> **PROVIDED RECORDS**
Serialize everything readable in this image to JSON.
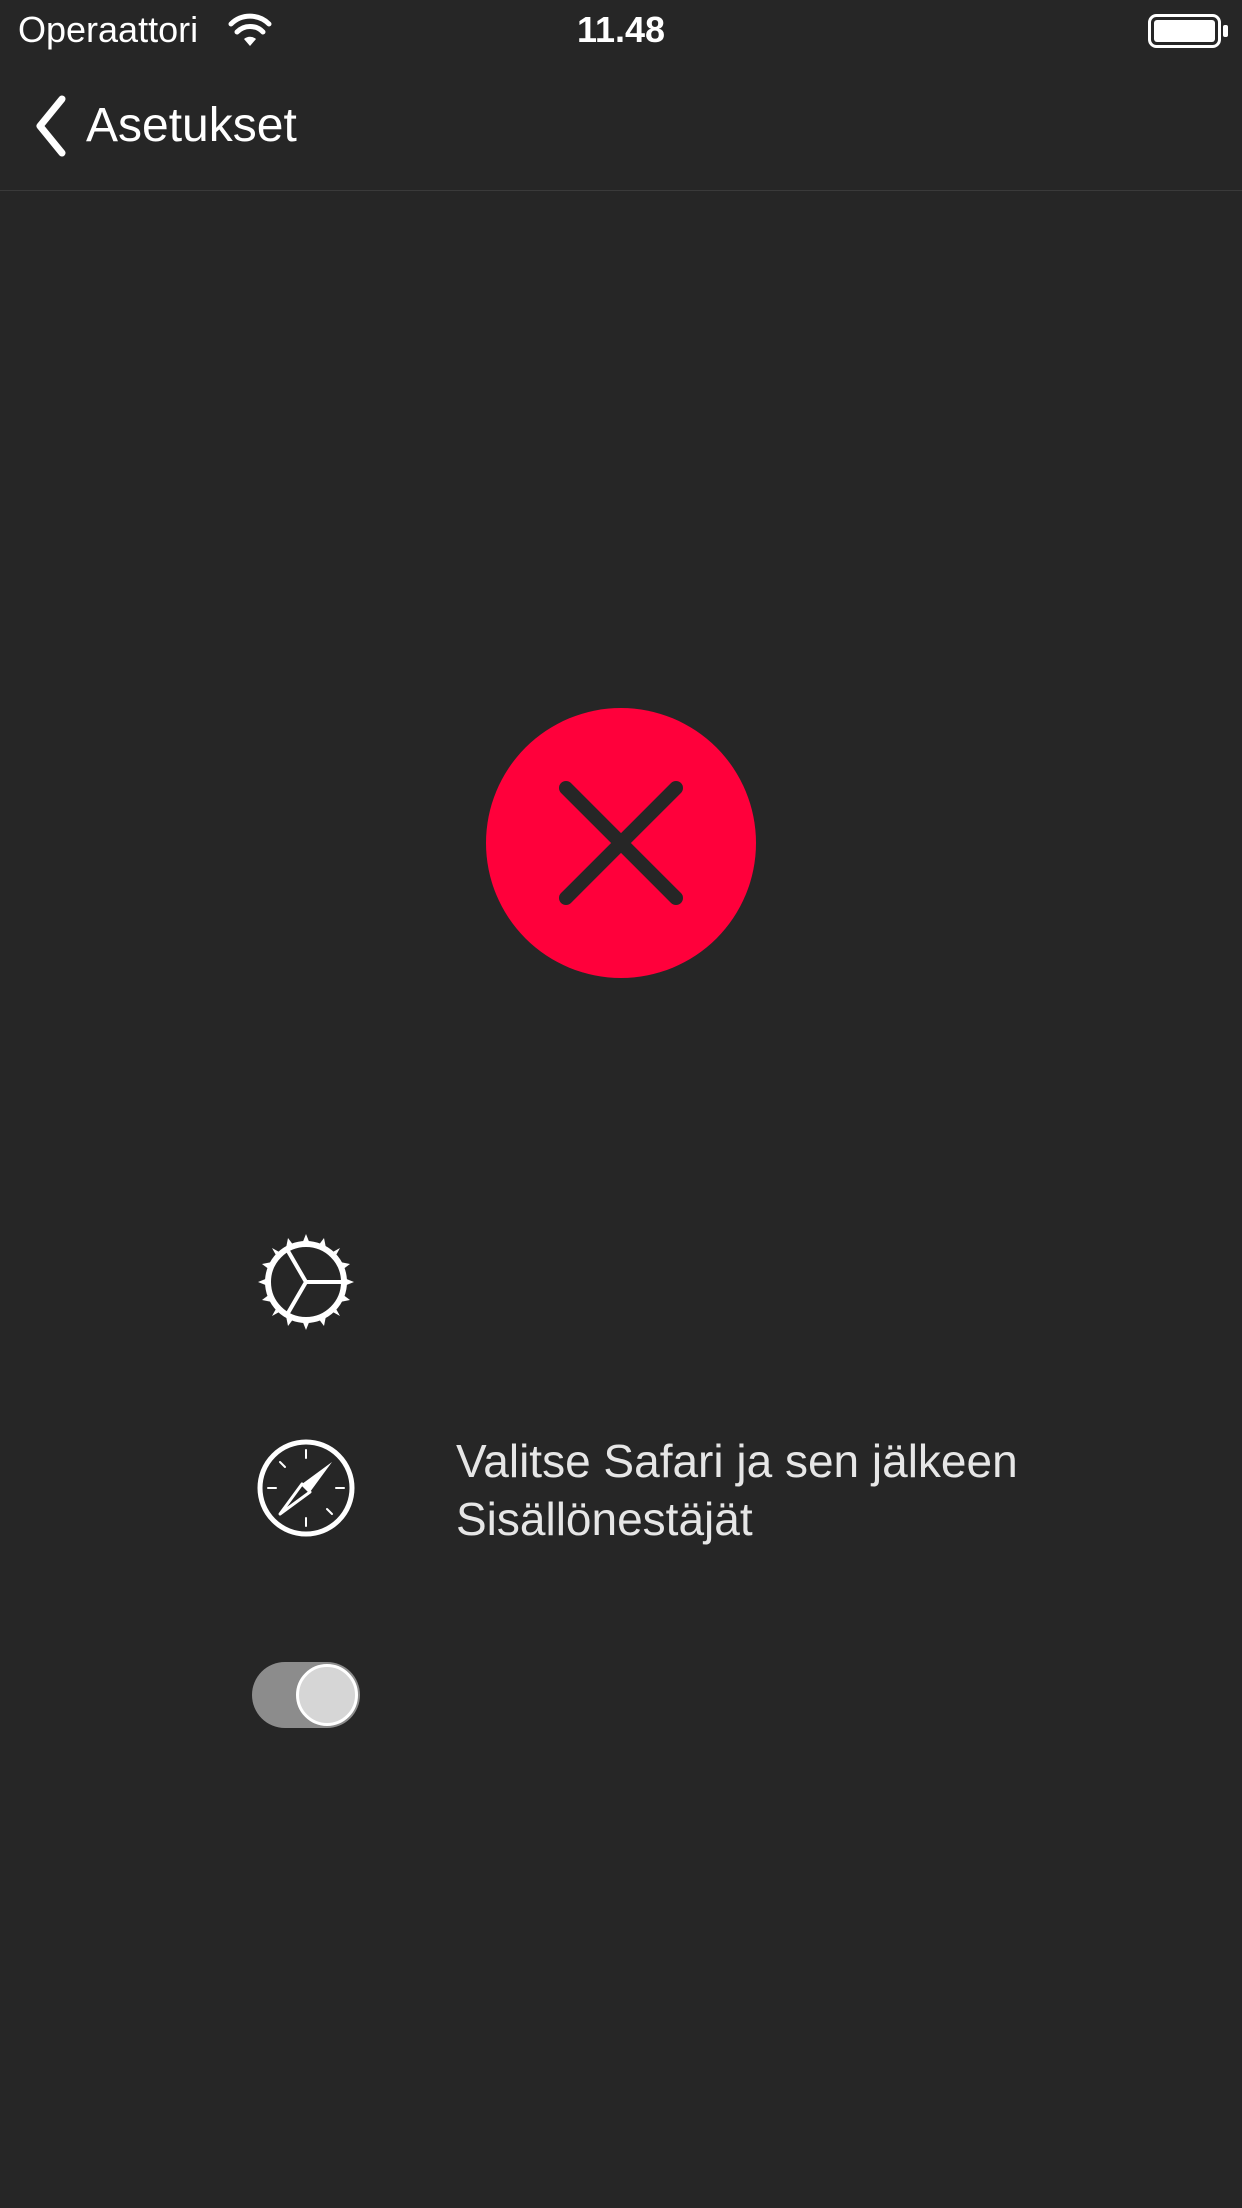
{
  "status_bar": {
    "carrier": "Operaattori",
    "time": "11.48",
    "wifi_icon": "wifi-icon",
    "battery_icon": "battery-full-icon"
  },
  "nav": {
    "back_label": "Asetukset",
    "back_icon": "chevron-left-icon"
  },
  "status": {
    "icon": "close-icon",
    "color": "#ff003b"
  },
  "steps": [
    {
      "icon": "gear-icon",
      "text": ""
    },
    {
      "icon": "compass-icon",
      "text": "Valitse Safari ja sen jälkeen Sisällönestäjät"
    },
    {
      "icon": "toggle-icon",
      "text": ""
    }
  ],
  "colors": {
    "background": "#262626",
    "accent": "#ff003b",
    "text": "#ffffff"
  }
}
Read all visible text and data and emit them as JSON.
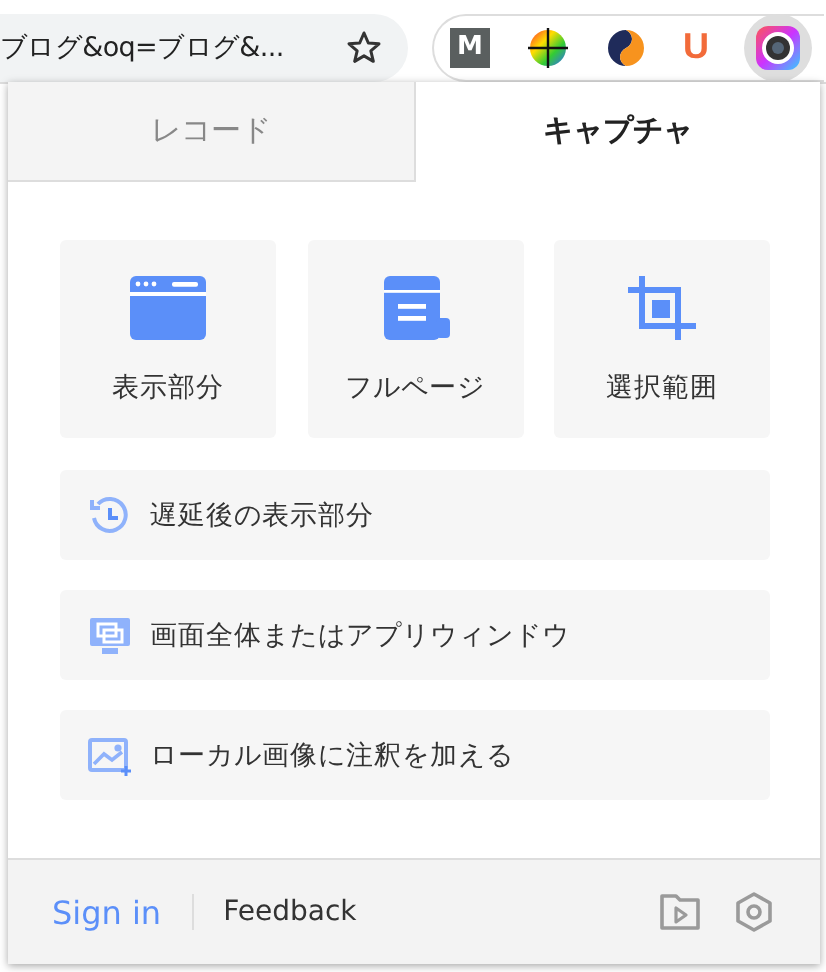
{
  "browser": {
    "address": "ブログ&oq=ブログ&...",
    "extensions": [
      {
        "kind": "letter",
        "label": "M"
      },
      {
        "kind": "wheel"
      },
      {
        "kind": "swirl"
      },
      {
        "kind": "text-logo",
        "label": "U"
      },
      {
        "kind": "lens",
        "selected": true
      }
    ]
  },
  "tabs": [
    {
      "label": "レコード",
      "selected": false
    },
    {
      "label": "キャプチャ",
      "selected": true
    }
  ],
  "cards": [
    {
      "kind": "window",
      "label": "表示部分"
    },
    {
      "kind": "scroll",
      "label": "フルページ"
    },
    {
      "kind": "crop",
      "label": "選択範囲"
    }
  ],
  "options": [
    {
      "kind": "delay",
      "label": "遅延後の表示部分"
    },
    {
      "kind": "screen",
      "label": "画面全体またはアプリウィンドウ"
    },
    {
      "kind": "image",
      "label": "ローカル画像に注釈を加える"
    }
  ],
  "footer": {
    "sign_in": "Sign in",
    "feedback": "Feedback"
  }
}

...

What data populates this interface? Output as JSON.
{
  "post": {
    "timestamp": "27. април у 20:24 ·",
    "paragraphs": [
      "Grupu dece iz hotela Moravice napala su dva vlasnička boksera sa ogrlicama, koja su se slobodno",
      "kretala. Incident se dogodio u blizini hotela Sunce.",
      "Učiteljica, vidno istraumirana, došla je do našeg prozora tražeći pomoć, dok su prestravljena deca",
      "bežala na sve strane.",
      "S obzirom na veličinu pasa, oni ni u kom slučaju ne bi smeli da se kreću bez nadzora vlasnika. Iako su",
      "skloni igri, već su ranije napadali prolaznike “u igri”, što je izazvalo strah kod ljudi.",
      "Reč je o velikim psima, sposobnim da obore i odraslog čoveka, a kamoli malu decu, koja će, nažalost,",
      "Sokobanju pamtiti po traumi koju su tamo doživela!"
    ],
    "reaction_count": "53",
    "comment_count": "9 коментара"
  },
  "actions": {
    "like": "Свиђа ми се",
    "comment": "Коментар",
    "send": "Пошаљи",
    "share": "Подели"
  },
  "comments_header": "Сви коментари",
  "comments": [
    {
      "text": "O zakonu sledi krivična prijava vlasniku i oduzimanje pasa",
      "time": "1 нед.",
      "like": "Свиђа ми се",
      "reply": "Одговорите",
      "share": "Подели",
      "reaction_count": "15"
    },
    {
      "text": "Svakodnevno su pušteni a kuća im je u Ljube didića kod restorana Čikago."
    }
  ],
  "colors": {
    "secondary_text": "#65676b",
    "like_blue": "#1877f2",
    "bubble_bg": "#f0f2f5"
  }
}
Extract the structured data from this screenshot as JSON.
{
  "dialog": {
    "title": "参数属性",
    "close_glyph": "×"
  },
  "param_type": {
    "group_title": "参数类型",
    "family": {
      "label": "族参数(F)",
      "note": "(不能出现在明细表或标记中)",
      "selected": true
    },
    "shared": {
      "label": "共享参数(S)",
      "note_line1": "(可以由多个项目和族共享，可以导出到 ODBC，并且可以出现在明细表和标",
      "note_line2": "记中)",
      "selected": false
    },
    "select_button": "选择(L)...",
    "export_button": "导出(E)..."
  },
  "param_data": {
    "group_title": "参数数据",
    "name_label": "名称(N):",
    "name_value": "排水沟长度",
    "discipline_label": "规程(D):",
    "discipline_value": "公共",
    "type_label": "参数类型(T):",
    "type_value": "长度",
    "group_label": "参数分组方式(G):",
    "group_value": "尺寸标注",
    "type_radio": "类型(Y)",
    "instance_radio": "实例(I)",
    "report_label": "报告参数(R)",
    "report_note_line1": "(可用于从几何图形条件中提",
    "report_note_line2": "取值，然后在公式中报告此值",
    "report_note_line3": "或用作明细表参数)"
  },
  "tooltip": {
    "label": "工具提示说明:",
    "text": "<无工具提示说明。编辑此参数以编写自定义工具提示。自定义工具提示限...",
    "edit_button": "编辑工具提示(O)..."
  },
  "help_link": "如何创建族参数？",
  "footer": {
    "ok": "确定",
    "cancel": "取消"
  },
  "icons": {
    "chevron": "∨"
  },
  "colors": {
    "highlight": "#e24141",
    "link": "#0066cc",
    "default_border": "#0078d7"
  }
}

> **AIM OF THE TASK**
Report all lines of the data that include the word "hotela".

> **FINAL RESULT**
      "Grupu dece iz hotela Moravice napala su dva vlasnička boksera sa ogrlicama, koja su se slobodno",
      "kretala. Incident se dogodio u blizini hotela Sunce.",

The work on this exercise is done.